§ **WHAT THE TASK REQUIRES**
List each line in which the string "нічого" appears.

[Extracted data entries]
** start **

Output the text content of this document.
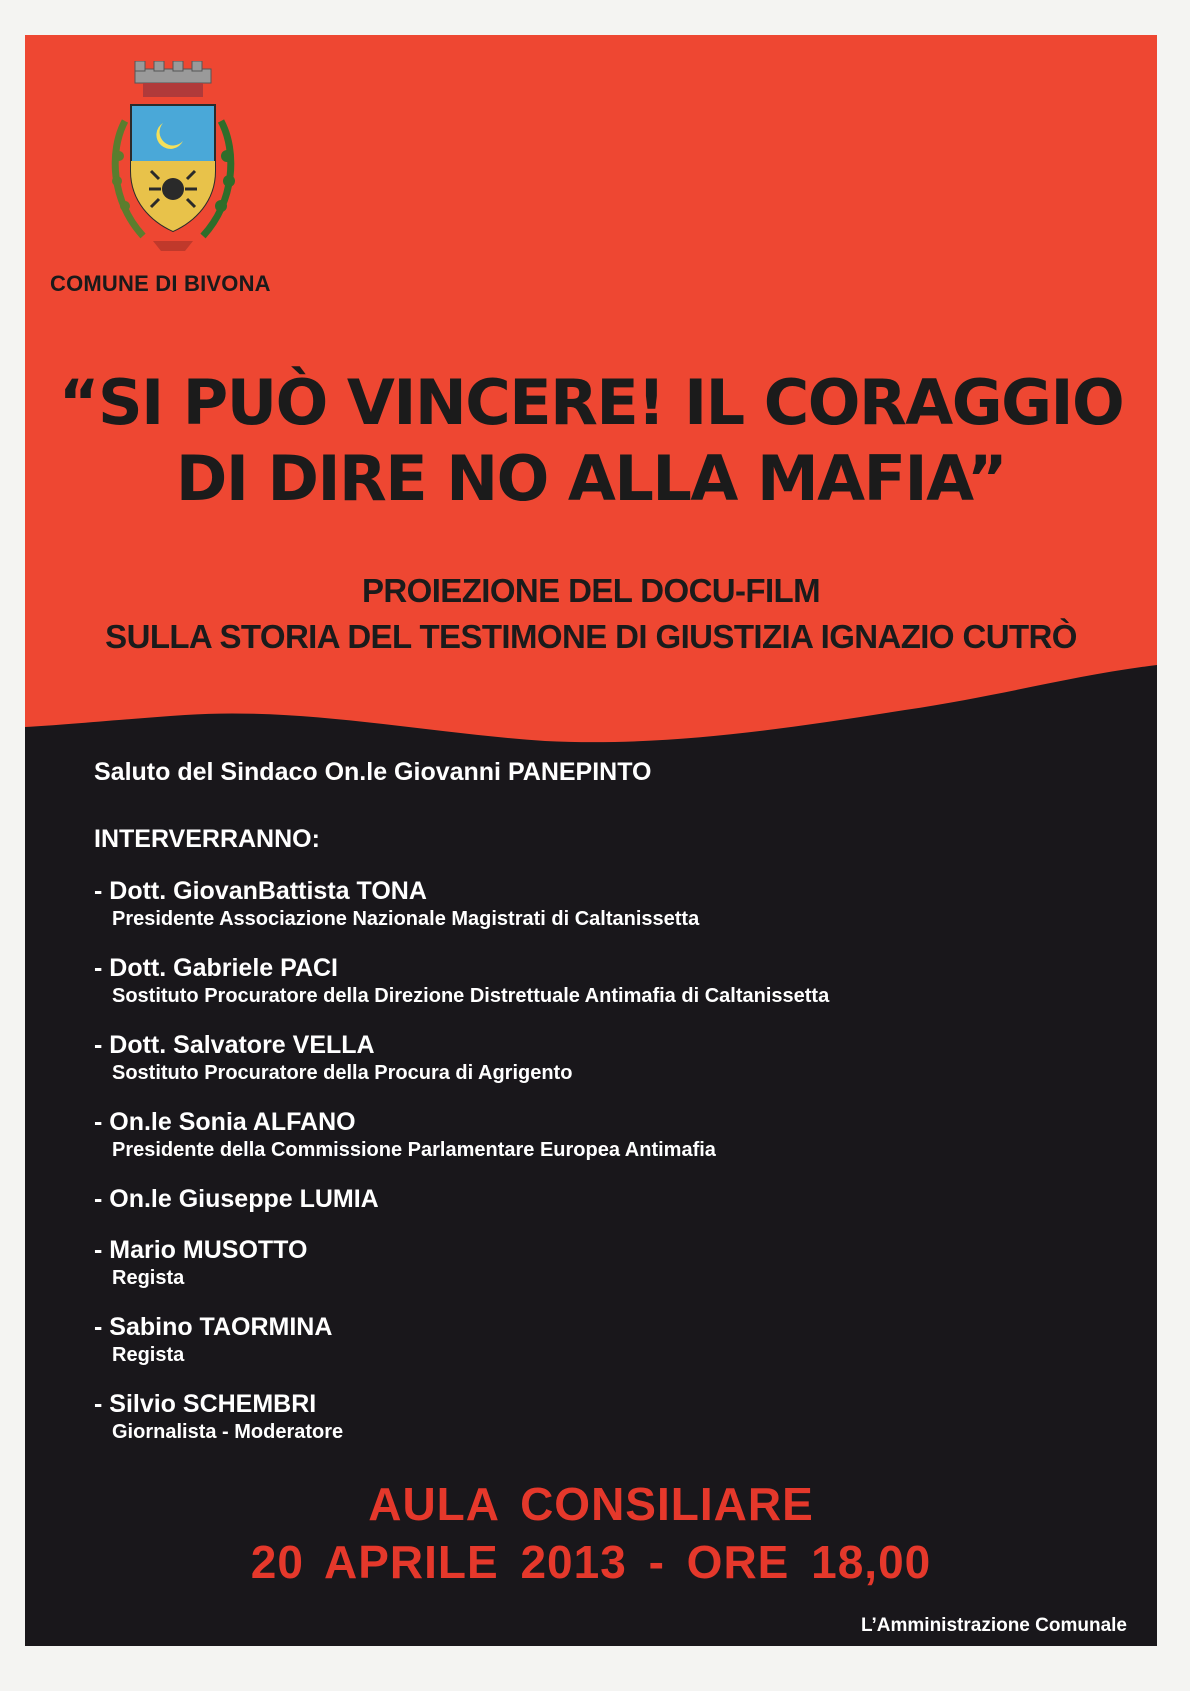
COMUNE DI BIVONA
“SI PUÒ VINCERE! IL CORAGGIO
DI DIRE NO ALLA MAFIA”
PROIEZIONE DEL DOCU-FILM
SULLA STORIA DEL TESTIMONE DI GIUSTIZIA IGNAZIO CUTRÒ
Saluto del Sindaco On.le Giovanni PANEPINTO
INTERVERRANNO:
- Dott. GiovanBattista TONA
Presidente Associazione Nazionale Magistrati di Caltanissetta
- Dott. Gabriele PACI
Sostituto Procuratore della Direzione Distrettuale Antimafia di Caltanissetta
- Dott. Salvatore VELLA
Sostituto Procuratore della Procura di Agrigento
- On.le Sonia ALFANO
Presidente della Commissione Parlamentare Europea Antimafia
- On.le Giuseppe LUMIA
- Mario MUSOTTO
Regista
- Sabino TAORMINA
Regista
- Silvio SCHEMBRI
Giornalista - Moderatore
AULA CONSILIARE
20 APRILE 2013 - ORE 18,00
L’Amministrazione Comunale
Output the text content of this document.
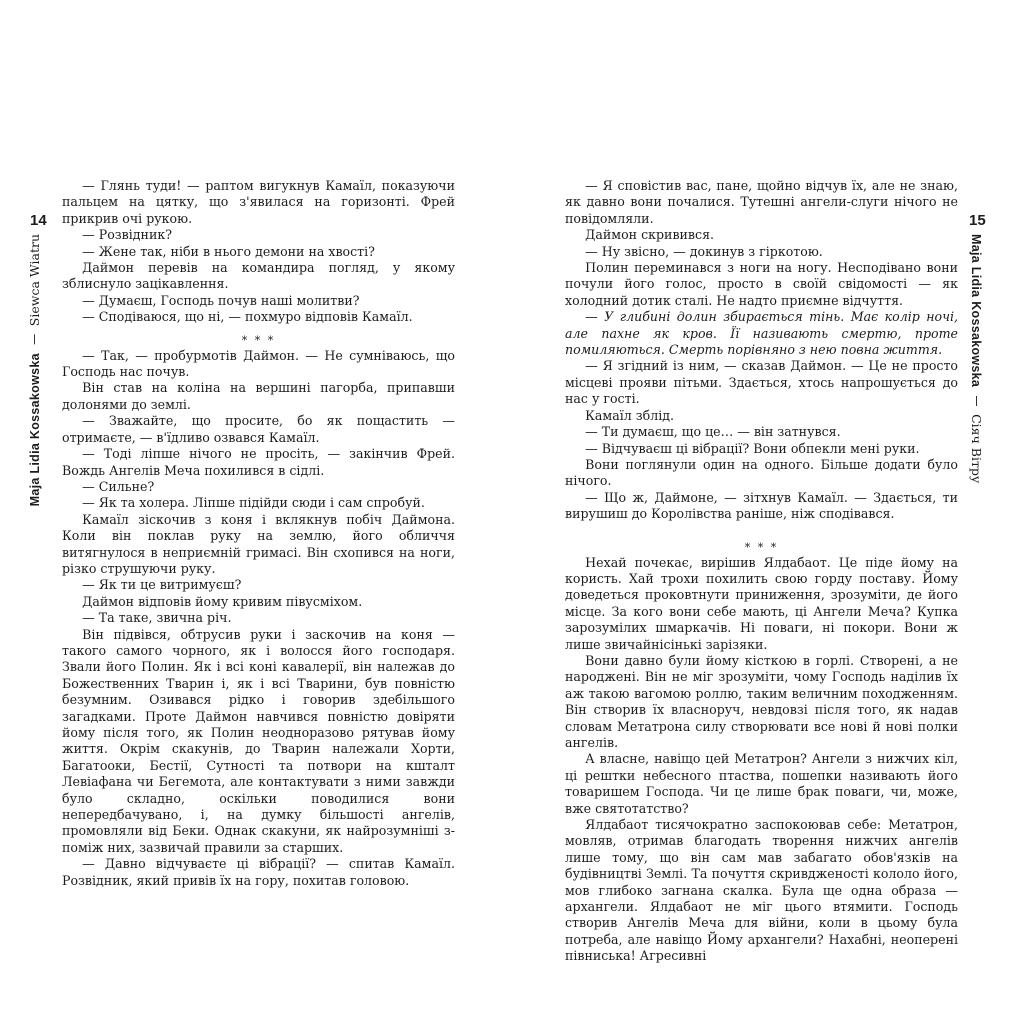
14
Maja Lidia Kossakowska  Siewca Wiatru

— Глянь туди! — раптом вигукнув Камаїл, показуючи пальцем на цятку, що з'явилася на горизонті. Фрей прикрив очі рукою.

— Розвідник?

— Жене так, ніби в нього демони на хвості?

Даймон перевів на командира погляд, у якому зблиснуло зацікавлення.

— Думаєш, Господь почув наші молитви?

— Сподіваюся, що ні, — похмуро відповів Камаїл.

* * *

— Так, — пробурмотів Даймон. — Не сумніваюсь, що Господь нас почув.

Він став на коліна на вершині пагорба, припавши долонями до землі.

— Зважайте, що просите, бо як пощастить — отримаєте, — в'їдливо озвався Камаїл.

— Тоді ліпше нічого не просіть, — закінчив Фрей. Вождь Ангелів Меча похилився в сідлі.

— Сильне?

— Як та холера. Ліпше підійди сюди і сам спробуй.

Камаїл зіскочив з коня і вклякнув побіч Даймона. Коли він поклав руку на землю, його обличчя витягнулося в неприємній гримасі. Він схопився на ноги, різко струшуючи руку.

— Як ти це витримуєш?

Даймон відповів йому кривим півусміхом.

— Та таке, звична річ.

Він підвівся, обтрусив руки і заскочив на коня — такого самого чорного, як і волосся його господаря. Звали його Полин. Як і всі коні кавалерії, він належав до Божественних Тварин і, як і всі Тварини, був повністю безумним. Озивався рідко і говорив здебільшого загадками. Проте Даймон навчився повністю довіряти йому після того, як Полин неодноразово рятував йому життя. Окрім скакунів, до Тварин належали Хорти, Багатооки, Бестії, Сутності та потвори на кшталт Левіафана чи Бегемота, але контактувати з ними завжди було складно, оскільки поводилися вони непередбачувано, і, на думку більшості ангелів, промовляли від Беки. Однак скакуни, як найрозумніші з-поміж них, зазвичай правили за старших.

— Давно відчуваєте ці вібрації? — спитав Камаїл. Розвідник, який привів їх на гору, похитав головою.

15
Maja Lidia Kossakowska  Сіяч Вітру

— Я сповістив вас, пане, щойно відчув їх, але не знаю, як давно вони почалися. Тутешні ангели-слуги нічого не повідомляли.

Даймон скривився.

— Ну звісно, — докинув з гіркотою.

Полин переминався з ноги на ногу. Несподівано вони почули його голос, просто в своїй свідомості — як холодний дотик сталі. Не надто приємне відчуття.

— У глибині долин збирається тінь. Має колір ночі, але пахне як кров. Її називають смертю, проте помиляються. Смерть порівняно з нею повна життя.

— Я згідний із ним, — сказав Даймон. — Це не просто місцеві прояви пітьми. Здається, хтось напрошується до нас у гості.

Камаїл зблід.

— Ти думаєш, що це… — він затнувся.

— Відчуваєш ці вібрації? Вони обпекли мені руки.

Вони поглянули один на одного. Більше додати було нічого.

— Що ж, Даймоне, — зітхнув Камаїл. — Здається, ти вирушиш до Королівства раніше, ніж сподівався.

* * *

Нехай почекає, вирішив Ялдабаот. Це піде йому на користь. Хай трохи похилить свою горду поставу. Йому доведеться проковтнути приниження, зрозуміти, де його місце. За кого вони себе мають, ці Ангели Меча? Купка зарозумілих шмаркачів. Ні поваги, ні покори. Вони ж лише звичайнісінькі зарізяки.

Вони давно були йому кісткою в горлі. Створені, а не народжені. Він не міг зрозуміти, чому Господь наділив їх аж такою вагомою роллю, таким величним походженням. Він створив їх власноруч, невдовзі після того, як надав словам Метатрона силу створювати все нові й нові полки ангелів.

А власне, навіщо цей Метатрон? Ангели з нижчих кіл, ці рештки небесного птаства, пошепки називають його товаришем Господа. Чи це лише брак поваги, чи, може, вже святотатство?

Ялдабаот тисячократно заспокоював себе: Метатрон, мовляв, отримав благодать творення нижчих ангелів лише тому, що він сам мав забагато обов'язків на будівництві Землі. Та почуття скривдженості кололо його, мов глибоко загнана скалка. Була ще одна образа — архангели. Ялдабаот не міг цього втямити. Господь створив Ангелів Меча для війни, коли в цьому була потреба, але навіщо Йому архангели? Нахабні, неоперені півниська! Агресивні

** end **

§ **EXERCISE ANSWER**
— Тоді ліпше нічого не просіть, — закінчив Фрей. Вождь Ангелів Меча похилився в сідлі.
— Я сповістив вас, пане, щойно відчув їх, але не знаю, як давно вони почалися. Тутешні ангели-слуги нічого не повідомляли.
Вони поглянули один на одного. Більше додати було нічого.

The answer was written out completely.